▸ What is being asked: Which of the lines below contain the string "antenna"? Copy each one.

*** Opening of Data for this exercise ***

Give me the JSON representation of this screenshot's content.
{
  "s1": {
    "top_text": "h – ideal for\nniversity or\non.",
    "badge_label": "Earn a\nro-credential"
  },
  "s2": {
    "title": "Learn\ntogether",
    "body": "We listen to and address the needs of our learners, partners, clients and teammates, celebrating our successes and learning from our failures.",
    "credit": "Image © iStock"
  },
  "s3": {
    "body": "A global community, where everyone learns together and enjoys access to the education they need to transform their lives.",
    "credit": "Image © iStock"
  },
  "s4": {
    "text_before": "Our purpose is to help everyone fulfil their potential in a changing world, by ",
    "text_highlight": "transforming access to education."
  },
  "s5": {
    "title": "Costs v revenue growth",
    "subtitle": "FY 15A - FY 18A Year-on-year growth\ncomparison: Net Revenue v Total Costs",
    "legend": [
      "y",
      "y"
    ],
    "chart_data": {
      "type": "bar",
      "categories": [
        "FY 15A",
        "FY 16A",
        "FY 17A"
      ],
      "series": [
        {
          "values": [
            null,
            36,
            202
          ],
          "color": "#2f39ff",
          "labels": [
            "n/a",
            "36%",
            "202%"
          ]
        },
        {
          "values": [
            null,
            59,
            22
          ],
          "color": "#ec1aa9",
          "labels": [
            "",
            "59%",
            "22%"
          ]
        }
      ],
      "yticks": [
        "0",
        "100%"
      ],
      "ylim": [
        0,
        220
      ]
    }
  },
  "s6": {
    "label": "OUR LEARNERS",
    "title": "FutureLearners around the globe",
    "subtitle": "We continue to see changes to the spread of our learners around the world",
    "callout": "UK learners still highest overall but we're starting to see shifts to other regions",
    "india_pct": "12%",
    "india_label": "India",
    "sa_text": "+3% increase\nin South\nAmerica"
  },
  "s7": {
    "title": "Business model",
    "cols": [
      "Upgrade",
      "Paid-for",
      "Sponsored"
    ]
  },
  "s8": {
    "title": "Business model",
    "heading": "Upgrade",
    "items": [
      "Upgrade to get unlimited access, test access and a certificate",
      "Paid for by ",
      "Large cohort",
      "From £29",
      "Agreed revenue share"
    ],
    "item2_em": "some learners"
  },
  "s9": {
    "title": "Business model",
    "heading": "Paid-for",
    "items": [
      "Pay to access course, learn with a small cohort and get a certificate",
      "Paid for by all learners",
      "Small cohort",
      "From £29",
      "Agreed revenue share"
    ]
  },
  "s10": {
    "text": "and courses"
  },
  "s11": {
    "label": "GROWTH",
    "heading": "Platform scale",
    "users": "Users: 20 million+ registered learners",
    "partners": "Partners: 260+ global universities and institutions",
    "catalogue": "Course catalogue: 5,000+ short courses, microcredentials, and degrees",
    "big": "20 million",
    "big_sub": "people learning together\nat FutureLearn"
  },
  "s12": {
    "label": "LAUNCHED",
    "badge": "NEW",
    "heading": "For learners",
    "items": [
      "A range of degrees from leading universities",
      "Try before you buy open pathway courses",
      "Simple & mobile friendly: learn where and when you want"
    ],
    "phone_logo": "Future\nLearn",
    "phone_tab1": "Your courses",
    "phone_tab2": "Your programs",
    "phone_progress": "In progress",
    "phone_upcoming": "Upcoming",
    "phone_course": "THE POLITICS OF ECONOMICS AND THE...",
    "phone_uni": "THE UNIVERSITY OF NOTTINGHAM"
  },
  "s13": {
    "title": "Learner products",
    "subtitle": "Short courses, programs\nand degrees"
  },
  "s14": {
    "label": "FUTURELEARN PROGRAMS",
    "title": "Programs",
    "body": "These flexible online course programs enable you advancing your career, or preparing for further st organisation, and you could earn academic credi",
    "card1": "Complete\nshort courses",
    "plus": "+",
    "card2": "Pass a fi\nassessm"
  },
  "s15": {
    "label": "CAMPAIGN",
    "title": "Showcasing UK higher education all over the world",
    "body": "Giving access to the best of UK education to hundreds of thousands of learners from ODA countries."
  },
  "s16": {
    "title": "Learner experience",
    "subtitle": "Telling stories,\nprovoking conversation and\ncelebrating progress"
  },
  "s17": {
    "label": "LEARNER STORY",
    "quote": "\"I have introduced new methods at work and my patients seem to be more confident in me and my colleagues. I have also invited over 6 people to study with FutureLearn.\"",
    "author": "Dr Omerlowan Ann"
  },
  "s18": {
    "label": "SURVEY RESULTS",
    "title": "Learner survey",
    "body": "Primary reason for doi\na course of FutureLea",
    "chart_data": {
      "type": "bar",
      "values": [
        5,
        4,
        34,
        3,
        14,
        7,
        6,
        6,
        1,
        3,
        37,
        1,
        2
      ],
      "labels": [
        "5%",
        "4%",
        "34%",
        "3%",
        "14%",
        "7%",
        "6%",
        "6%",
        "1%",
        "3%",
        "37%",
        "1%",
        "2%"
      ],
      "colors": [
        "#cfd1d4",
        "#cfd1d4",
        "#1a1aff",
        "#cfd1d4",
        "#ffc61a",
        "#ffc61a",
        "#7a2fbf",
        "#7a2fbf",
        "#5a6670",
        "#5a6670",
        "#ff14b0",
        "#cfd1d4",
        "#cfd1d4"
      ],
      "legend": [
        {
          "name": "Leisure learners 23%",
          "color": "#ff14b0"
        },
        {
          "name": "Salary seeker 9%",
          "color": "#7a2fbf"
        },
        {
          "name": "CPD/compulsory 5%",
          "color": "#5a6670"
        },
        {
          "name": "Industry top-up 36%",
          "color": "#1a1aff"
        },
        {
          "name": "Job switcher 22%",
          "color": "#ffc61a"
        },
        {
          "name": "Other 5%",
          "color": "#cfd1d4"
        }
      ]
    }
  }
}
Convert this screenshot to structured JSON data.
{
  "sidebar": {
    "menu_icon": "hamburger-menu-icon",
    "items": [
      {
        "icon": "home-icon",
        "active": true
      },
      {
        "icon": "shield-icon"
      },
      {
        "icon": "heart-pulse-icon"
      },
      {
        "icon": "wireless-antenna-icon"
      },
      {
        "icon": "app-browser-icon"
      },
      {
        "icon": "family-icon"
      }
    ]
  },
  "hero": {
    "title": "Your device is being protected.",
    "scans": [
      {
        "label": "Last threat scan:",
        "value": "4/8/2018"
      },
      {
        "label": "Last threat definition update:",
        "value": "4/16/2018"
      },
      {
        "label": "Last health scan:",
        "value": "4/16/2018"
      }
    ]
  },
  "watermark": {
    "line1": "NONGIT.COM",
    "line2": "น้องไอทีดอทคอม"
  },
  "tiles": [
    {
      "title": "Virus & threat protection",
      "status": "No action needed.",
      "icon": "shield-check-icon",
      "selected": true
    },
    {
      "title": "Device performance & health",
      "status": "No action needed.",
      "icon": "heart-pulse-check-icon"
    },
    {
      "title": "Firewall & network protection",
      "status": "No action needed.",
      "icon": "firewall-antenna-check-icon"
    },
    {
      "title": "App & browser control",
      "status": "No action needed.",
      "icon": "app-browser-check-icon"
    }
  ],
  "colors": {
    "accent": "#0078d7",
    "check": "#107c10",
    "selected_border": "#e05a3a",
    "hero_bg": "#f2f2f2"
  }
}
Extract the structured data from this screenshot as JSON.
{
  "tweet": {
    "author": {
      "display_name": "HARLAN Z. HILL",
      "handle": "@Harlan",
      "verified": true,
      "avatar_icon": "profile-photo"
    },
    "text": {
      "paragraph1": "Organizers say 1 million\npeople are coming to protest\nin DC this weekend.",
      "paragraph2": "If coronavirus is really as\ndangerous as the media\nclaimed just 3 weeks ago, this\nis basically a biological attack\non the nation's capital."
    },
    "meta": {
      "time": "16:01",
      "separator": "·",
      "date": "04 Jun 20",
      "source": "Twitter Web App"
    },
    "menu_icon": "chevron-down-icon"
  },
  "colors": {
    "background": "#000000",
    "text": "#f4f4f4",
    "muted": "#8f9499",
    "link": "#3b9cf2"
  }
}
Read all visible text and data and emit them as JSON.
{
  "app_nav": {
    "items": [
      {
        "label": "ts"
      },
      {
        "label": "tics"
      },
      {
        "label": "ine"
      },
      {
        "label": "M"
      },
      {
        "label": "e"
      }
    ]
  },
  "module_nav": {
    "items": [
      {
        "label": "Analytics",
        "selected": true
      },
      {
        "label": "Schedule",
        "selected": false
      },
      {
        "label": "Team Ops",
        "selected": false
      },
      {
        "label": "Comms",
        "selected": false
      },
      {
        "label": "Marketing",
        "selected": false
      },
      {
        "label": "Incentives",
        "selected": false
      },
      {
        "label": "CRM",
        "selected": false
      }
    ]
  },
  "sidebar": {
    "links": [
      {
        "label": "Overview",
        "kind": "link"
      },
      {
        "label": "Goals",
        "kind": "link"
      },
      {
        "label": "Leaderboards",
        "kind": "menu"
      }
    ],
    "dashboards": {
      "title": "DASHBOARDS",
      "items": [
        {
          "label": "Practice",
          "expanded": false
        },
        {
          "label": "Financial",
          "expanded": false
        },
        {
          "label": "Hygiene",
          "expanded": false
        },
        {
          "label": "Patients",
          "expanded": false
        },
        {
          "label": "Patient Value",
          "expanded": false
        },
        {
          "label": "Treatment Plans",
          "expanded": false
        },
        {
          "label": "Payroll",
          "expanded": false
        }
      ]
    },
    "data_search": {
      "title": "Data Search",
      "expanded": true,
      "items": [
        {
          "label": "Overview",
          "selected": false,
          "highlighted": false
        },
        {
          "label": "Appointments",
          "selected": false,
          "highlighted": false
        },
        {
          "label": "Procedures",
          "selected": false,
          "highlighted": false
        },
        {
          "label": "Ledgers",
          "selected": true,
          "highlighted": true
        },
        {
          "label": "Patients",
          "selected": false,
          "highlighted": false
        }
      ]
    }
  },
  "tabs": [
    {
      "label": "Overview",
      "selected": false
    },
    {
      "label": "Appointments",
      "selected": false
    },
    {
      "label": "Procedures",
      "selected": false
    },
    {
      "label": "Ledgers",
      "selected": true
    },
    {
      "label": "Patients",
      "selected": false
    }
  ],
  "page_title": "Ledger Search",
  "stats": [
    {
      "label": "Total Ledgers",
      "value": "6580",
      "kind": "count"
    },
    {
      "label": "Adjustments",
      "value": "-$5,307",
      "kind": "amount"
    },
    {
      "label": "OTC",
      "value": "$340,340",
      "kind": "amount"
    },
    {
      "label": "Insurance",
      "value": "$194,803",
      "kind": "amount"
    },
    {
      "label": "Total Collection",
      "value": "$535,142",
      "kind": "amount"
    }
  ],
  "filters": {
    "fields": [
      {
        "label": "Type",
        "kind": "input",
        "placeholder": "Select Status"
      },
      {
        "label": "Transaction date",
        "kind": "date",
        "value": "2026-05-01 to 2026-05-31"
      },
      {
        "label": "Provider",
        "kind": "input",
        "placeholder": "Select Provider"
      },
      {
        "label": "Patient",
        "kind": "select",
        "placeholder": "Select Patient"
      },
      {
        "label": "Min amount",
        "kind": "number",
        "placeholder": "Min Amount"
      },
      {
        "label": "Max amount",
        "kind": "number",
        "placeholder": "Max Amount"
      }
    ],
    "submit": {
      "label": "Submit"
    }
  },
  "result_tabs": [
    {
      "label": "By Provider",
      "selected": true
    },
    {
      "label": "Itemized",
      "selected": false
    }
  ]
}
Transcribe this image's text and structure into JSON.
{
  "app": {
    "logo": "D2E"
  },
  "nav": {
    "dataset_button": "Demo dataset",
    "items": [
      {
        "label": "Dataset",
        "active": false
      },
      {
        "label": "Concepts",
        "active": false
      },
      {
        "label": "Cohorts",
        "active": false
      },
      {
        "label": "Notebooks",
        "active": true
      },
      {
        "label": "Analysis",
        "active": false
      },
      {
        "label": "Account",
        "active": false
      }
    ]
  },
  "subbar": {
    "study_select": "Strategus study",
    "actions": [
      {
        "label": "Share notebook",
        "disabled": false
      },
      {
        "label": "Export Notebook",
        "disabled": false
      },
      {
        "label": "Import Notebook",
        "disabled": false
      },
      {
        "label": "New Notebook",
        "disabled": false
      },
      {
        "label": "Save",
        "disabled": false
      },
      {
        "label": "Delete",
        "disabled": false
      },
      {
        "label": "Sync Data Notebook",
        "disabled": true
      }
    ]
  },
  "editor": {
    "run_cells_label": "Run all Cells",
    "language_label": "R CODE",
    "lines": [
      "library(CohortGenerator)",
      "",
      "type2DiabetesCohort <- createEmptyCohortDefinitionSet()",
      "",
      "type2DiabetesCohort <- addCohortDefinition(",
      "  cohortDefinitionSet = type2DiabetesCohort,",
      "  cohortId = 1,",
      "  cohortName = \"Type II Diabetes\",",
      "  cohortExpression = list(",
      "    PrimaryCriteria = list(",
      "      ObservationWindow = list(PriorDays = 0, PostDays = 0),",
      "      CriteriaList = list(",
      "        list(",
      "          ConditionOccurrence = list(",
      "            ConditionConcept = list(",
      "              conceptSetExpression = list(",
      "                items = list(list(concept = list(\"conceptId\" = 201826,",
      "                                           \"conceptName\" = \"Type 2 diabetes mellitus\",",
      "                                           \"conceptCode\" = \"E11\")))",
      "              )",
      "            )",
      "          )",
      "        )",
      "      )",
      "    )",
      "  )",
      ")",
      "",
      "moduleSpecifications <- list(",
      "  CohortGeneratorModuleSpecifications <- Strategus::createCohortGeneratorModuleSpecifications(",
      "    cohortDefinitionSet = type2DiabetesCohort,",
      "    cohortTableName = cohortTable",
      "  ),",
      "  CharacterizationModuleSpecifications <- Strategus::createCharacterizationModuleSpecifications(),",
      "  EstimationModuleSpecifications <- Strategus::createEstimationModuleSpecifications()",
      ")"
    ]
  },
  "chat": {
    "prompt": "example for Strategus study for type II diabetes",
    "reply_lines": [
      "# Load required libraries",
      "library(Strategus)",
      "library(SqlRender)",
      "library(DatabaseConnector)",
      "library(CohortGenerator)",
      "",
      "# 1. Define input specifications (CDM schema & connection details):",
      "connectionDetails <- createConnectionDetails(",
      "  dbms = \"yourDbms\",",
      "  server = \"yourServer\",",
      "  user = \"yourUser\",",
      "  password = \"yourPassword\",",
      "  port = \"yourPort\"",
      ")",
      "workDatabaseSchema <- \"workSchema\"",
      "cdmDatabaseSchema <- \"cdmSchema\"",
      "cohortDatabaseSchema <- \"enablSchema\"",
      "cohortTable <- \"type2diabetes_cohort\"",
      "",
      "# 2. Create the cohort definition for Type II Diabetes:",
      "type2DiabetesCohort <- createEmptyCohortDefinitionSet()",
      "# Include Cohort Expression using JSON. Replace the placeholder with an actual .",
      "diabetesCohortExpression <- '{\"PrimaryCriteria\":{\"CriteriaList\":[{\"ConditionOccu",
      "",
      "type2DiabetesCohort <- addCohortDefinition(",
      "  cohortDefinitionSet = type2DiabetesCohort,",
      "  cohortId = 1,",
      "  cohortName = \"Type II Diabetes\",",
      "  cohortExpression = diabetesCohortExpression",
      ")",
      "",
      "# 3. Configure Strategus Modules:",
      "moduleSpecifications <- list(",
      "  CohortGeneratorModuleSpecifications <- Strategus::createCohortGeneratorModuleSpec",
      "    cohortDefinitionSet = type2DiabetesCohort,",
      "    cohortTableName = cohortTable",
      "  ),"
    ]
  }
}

*** Close of Data for this exercise ***

▸ Exercise answer:
        "icon": "wireless-antenna-icon"
      "icon": "firewall-antenna-check-icon"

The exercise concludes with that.